- _Exercise objective_
Reproduce every record below exactly as it appears.

- _Entries provided_
========================================

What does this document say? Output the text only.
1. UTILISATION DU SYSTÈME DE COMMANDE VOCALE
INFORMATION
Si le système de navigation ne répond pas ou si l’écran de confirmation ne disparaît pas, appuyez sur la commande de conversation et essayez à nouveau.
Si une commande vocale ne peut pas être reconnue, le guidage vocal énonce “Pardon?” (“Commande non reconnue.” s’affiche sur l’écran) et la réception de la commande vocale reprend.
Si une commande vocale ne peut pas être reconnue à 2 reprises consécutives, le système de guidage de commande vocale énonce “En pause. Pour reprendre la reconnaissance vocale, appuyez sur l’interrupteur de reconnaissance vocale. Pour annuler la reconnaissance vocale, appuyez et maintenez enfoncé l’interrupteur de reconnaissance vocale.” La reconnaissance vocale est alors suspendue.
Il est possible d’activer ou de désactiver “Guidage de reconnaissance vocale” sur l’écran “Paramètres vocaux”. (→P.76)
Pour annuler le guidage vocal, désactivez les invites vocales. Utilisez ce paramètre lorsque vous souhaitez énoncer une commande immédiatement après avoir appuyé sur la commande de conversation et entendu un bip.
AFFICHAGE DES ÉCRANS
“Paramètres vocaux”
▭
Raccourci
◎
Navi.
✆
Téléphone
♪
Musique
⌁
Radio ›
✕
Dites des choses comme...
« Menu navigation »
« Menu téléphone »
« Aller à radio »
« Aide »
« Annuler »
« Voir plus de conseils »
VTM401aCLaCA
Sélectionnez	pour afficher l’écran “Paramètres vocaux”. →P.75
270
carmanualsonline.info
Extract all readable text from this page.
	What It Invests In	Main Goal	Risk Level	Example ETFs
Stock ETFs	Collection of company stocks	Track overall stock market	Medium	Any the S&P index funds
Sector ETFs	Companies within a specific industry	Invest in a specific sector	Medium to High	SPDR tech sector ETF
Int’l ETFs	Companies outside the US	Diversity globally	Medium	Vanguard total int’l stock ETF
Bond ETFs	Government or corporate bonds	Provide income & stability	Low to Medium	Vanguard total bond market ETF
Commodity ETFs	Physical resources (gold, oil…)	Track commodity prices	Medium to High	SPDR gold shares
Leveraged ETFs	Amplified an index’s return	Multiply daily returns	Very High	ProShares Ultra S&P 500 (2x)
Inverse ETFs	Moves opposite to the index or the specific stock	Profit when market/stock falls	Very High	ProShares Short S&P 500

========================================

- _Written answer_
What does this document say? Output the text only.
1. UTILISATION DU SYSTÈME DE COMMANDE VOCALE
INFORMATION
Si le système de navigation ne répond pas ou si l’écran de confirmation ne disparaît pas, appuyez sur la commande de conversation et essayez à nouveau.
Si une commande vocale ne peut pas être reconnue, le guidage vocal énonce “Pardon?” (“Commande non reconnue.” s’affiche sur l’écran) et la réception de la commande vocale reprend.
Si une commande vocale ne peut pas être reconnue à 2 reprises consécutives, le système de guidage de commande vocale énonce “En pause. Pour reprendre la reconnaissance vocale, appuyez sur l’interrupteur de reconnaissance vocale. Pour annuler la reconnaissance vocale, appuyez et maintenez enfoncé l’interrupteur de reconnaissance vocale.” La reconnaissance vocale est alors suspendue.
Il est possible d’activer ou de désactiver “Guidage de reconnaissance vocale” sur l’écran “Paramètres vocaux”. (→P.76)
Pour annuler le guidage vocal, désactivez les invites vocales. Utilisez ce paramètre lorsque vous souhaitez énoncer une commande immédiatement après avoir appuyé sur la commande de conversation et entendu un bip.
AFFICHAGE DES ÉCRANS
“Paramètres vocaux”
▭
Raccourci
◎
Navi.
✆
Téléphone
♪
Musique
⌁
Radio ›
✕
Dites des choses comme...
« Menu navigation »
« Menu téléphone »
« Aller à radio »
« Aide »
« Annuler »
« Voir plus de conseils »
VTM401aCLaCA
Sélectionnez	pour afficher l’écran “Paramètres vocaux”. →P.75
270
carmanualsonline.info
Extract all readable text from this page.
	What It Invests In	Main Goal	Risk Level	Example ETFs
Stock ETFs	Collection of company stocks	Track overall stock market	Medium	Any the S&P index funds
Sector ETFs	Companies within a specific industry	Invest in a specific sector	Medium to High	SPDR tech sector ETF
Int’l ETFs	Companies outside the US	Diversity globally	Medium	Vanguard total int’l stock ETF
Bond ETFs	Government or corporate bonds	Provide income & stability	Low to Medium	Vanguard total bond market ETF
Commodity ETFs	Physical resources (gold, oil…)	Track commodity prices	Medium to High	SPDR gold shares
Leveraged ETFs	Amplified an index’s return	Multiply daily returns	Very High	ProShares Ultra S&P 500 (2x)
Inverse ETFs	Moves opposite to the index or the specific stock	Profit when market/stock falls	Very High	ProShares Short S&P 500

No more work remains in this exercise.